> _Reading text_:
----------
In the shadow of giants

The writ of govt and the State has not weakened. It has been replaced by the writ of Khadim Hussain Rizvi and TLP


Fahd Husain November 04, 2018
Khadim Hussain Rizvi. PHOTO: REUTERS

Only three people walk tall today. These three giants tower above a horde of pygmies because they have displayed what pygmies have not: compassion, courage and conviction.

And yet the compassion, courage and conviction of these three giants have been betrayed by the very people who were mandated to uphold the mantle of the State. Some call this agreement between the government of PTI and the regime of Khadim Hussain Rizvi as a tactical victory. Some call it exemplary prudence. Yet others term it the best possible solution under the circumstances.

In reality, it is nothing more than craven surrender.

But wait. The writ of the government and the State has not been weakened. No, not at all. The writ, per se, very much exists, for in its absence, there would have been a free-for-all. But would you call the events of the last few days a ‘free-for-all’? Everything that has ravaged this country — the looting, arson, violence, murder, blockade and incitement to mutiny — all this has happened under one authority, one direction, one command.

The writ of the government and the State has not weakened. It has been replaced by the writ of Khadim Hussain Rizvi and the TLP.
----------
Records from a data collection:
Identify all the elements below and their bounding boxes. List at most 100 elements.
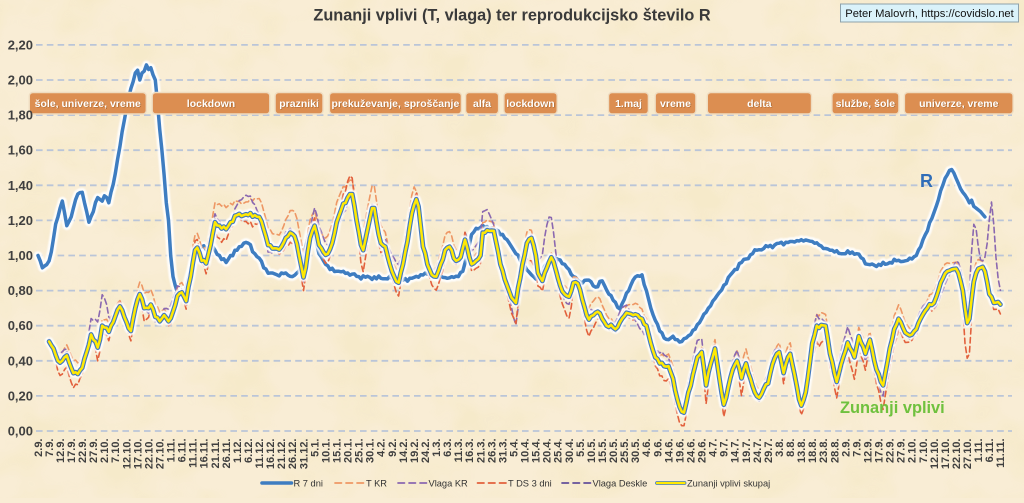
- svg-text:11.11.: 11.11.: [995, 439, 1007, 468]
- svg-text:28.8.: 28.8.: [829, 439, 841, 463]
- svg-text:27.10.: 27.10.: [962, 439, 974, 470]
- svg-text:6.3.: 6.3.: [442, 439, 454, 457]
- svg-text:30.5.: 30.5.: [630, 439, 642, 463]
- svg-text:službe, šole: službe, šole: [836, 98, 896, 110]
- svg-text:9.2.: 9.2.: [387, 439, 399, 457]
- svg-text:9.7.: 9.7.: [719, 439, 731, 457]
- svg-text:1.maj: 1.maj: [615, 98, 642, 110]
- svg-text:5.5.: 5.5.: [575, 439, 587, 457]
- svg-text:25.1.: 25.1.: [354, 439, 366, 463]
- svg-text:17.9.: 17.9.: [874, 439, 886, 463]
- svg-text:6.11.: 6.11.: [177, 439, 189, 463]
- svg-text:lockdown: lockdown: [187, 98, 235, 110]
- svg-text:Zunanji vplivi: Zunanji vplivi: [840, 399, 945, 417]
- svg-text:31.3.: 31.3.: [497, 439, 509, 463]
- svg-text:29.7.: 29.7.: [763, 439, 775, 463]
- svg-text:1,00: 1,00: [8, 248, 33, 263]
- svg-text:5.1.: 5.1.: [309, 439, 321, 457]
- svg-text:6.12.: 6.12.: [243, 439, 255, 463]
- svg-text:15.1.: 15.1.: [332, 439, 344, 463]
- svg-text:alfa: alfa: [473, 98, 491, 110]
- svg-text:11.12.: 11.12.: [254, 439, 266, 469]
- svg-text:2,00: 2,00: [8, 73, 33, 88]
- svg-text:26.3.: 26.3.: [486, 439, 498, 463]
- svg-text:7.10.: 7.10.: [918, 439, 930, 463]
- svg-text:21.12.: 21.12.: [276, 439, 288, 470]
- svg-text:1,60: 1,60: [8, 143, 33, 158]
- svg-text:prekuževanje, sproščanje: prekuževanje, sproščanje: [332, 99, 460, 111]
- svg-text:22.9.: 22.9.: [77, 439, 89, 463]
- svg-text:šole, univerze, vreme: šole, univerze, vreme: [35, 98, 141, 110]
- svg-text:24.2.: 24.2.: [420, 439, 432, 463]
- svg-text:26.11.: 26.11.: [221, 439, 233, 469]
- svg-text:5.4.: 5.4.: [509, 439, 521, 457]
- svg-text:24.6.: 24.6.: [686, 439, 698, 463]
- svg-text:25.5.: 25.5.: [619, 439, 631, 463]
- svg-text:0,60: 0,60: [8, 318, 33, 333]
- svg-text:7.9.: 7.9.: [851, 439, 863, 457]
- svg-text:21.3.: 21.3.: [475, 439, 487, 463]
- svg-text:10.5.: 10.5.: [586, 439, 598, 463]
- svg-text:19.7.: 19.7.: [741, 439, 753, 463]
- svg-text:16.12.: 16.12.: [265, 439, 277, 470]
- svg-text:univerze, vreme: univerze, vreme: [920, 99, 1000, 111]
- svg-text:13.8.: 13.8.: [796, 439, 808, 463]
- svg-text:šole, univerze, vreme: šole, univerze, vreme: [35, 99, 141, 111]
- svg-text:30.4.: 30.4.: [564, 439, 576, 463]
- svg-text:lockdown: lockdown: [506, 98, 554, 110]
- svg-text:10.1.: 10.1.: [320, 439, 332, 463]
- svg-text:10.4.: 10.4.: [520, 439, 532, 463]
- svg-text:31.12.: 31.12.: [298, 439, 310, 470]
- svg-text:16.3.: 16.3.: [464, 439, 476, 463]
- svg-text:0,00: 0,00: [8, 424, 33, 439]
- svg-text:7.9.: 7.9.: [44, 439, 56, 457]
- svg-text:Vlaga KR: Vlaga KR: [429, 478, 469, 488]
- svg-text:prazniki: prazniki: [280, 99, 320, 111]
- svg-text:Zunanji vplivi (T, vlaga) ter: Zunanji vplivi (T, vlaga) ter reprodukci…: [313, 7, 710, 25]
- svg-text:4.7.: 4.7.: [708, 439, 720, 457]
- svg-text:prazniki: prazniki: [279, 98, 319, 110]
- svg-text:22.10.: 22.10.: [143, 439, 155, 470]
- svg-text:19.6.: 19.6.: [674, 439, 686, 463]
- svg-text:1.maj: 1.maj: [616, 99, 643, 111]
- svg-text:29.6.: 29.6.: [697, 439, 709, 463]
- svg-text:R 7 dni: R 7 dni: [294, 478, 323, 488]
- svg-text:9.6.: 9.6.: [652, 439, 664, 457]
- svg-text:15.5.: 15.5.: [597, 439, 609, 463]
- svg-text:T KR: T KR: [366, 478, 387, 488]
- svg-text:delta: delta: [747, 98, 772, 110]
- svg-text:21.11.: 21.11.: [210, 439, 222, 469]
- svg-text:26.12.: 26.12.: [287, 439, 299, 470]
- svg-text:1.12.: 1.12.: [232, 439, 244, 463]
- svg-text:prekuževanje, sproščanje: prekuževanje, sproščanje: [331, 98, 459, 110]
- svg-text:22.10.: 22.10.: [951, 439, 963, 470]
- svg-text:2.9.: 2.9.: [840, 439, 852, 457]
- svg-text:23.8.: 23.8.: [818, 439, 830, 463]
- svg-text:12.9.: 12.9.: [863, 439, 875, 463]
- svg-text:30.1.: 30.1.: [365, 439, 377, 463]
- svg-text:14.2.: 14.2.: [398, 439, 410, 463]
- svg-text:0,20: 0,20: [8, 388, 33, 403]
- svg-text:17.9.: 17.9.: [66, 439, 78, 463]
- svg-text:22.9.: 22.9.: [885, 439, 897, 463]
- svg-text:27.9.: 27.9.: [88, 439, 100, 463]
- svg-text:2,20: 2,20: [8, 37, 33, 52]
- svg-text:27.10.: 27.10.: [155, 439, 167, 470]
- svg-text:18.8.: 18.8.: [807, 439, 819, 463]
- svg-text:15.4.: 15.4.: [531, 439, 543, 463]
- svg-text:2.10.: 2.10.: [99, 439, 111, 463]
- svg-text:4.2.: 4.2.: [376, 439, 388, 457]
- svg-text:Peter Malovrh, https://covidsl: Peter Malovrh, https://covidslo.net: [845, 8, 1014, 20]
- svg-text:12.10.: 12.10.: [121, 439, 133, 470]
- svg-text:1.11.: 1.11.: [973, 439, 985, 463]
- svg-text:1.3.: 1.3.: [431, 439, 443, 457]
- svg-text:alfa: alfa: [474, 99, 492, 111]
- svg-text:20.4.: 20.4.: [542, 439, 554, 463]
- svg-text:27.9.: 27.9.: [896, 439, 908, 463]
- svg-text:4.6.: 4.6.: [641, 439, 653, 457]
- svg-text:Vlaga Deskle: Vlaga Deskle: [593, 478, 648, 488]
- svg-text:17.10.: 17.10.: [940, 439, 952, 470]
- svg-text:0,80: 0,80: [8, 283, 33, 298]
- svg-text:7.10.: 7.10.: [110, 439, 122, 463]
- svg-text:3.8.: 3.8.: [774, 439, 786, 457]
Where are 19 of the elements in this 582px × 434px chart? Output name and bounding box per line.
----------
> _Problems to solve_:
• A. Output the passage of the column on the government's agreement with the TLP between "And yet the" and "under the circumstances.", inclusive.
• B. Extend the column on the government's agreement with the TLP, picking up after its final sentence.
The records serve no purpose here and may be set aside.

> _Answers below_:
• A.
And yet the compassion, courage and conviction of these three giants have been betrayed by the very people who were mandated to uphold the mantle of the State. Some call this agreement between the government of PTI and the regime of Khadim Hussain Rizvi as a tactical victory. Some call it exemplary prudence. Yet others term it the best possible solution under the circumstances.

• B.
Surprised? Shocked? Scandalised?

Who decides our children go to school or not? Khadim Rizvi or Imran Khan? Who decides if we go to offices and factories and other places of work or not? Rizvi or Khan? Who decides if public transport plies the roads? Rizvi or Khan? Who decides bazaars and shops stay open or closed? Rizvi or Khan? Who decides if the ambulances pass through barricades or not? Rizvi or Khan? Who decides if motorways are open or closed? Rizvi or Khan? And who decides when normalcy should return to the country? Rizvi or Khan?

Khan may have won the election, but it is Rizvi who seems to be ruling Pakistan today.

The state of the nation is open to interpretation as Pakistanis limp back to their normal lives over the weekend. It is a state in which the State has bled its authority and called it wisdom; a state in which the State has renounced its fundamental duty to protect its citizens and called it prudence; a state in which the State has vacated its space for the protesters and called it strategic retreat. In doing so, the State has done what it has been doing for decades — bringing the extremists in to keep them out. Every single time, the State has failed. Every failure has diluted its authority and will to stand firm. Every dilution has heightened the insecurity of its citizens.

Today Imran Khan has the force of the State behind him but he lets protesters drag a man out of a car and beat him in front of his children — and does nothing. So much for the force he commands. Today Imran Khan has the mandate of the people behind him but he lets protesters burn cars, loot shops and destroy property of the very people who voted him into office — and does nothing. So much for the mandate he commands. Today Imran Khan has the support of the mighty Establishment behind him but lets the protesters incite mutiny within the institution and ridicule its chief — and does nothing. So much so the force he commands.

Our leader may not have played the harp while Pakistan burnt, but he did jet off to China. Who was in command while the nation was being beaten into submission? Fayyazul Hasan Chauhan?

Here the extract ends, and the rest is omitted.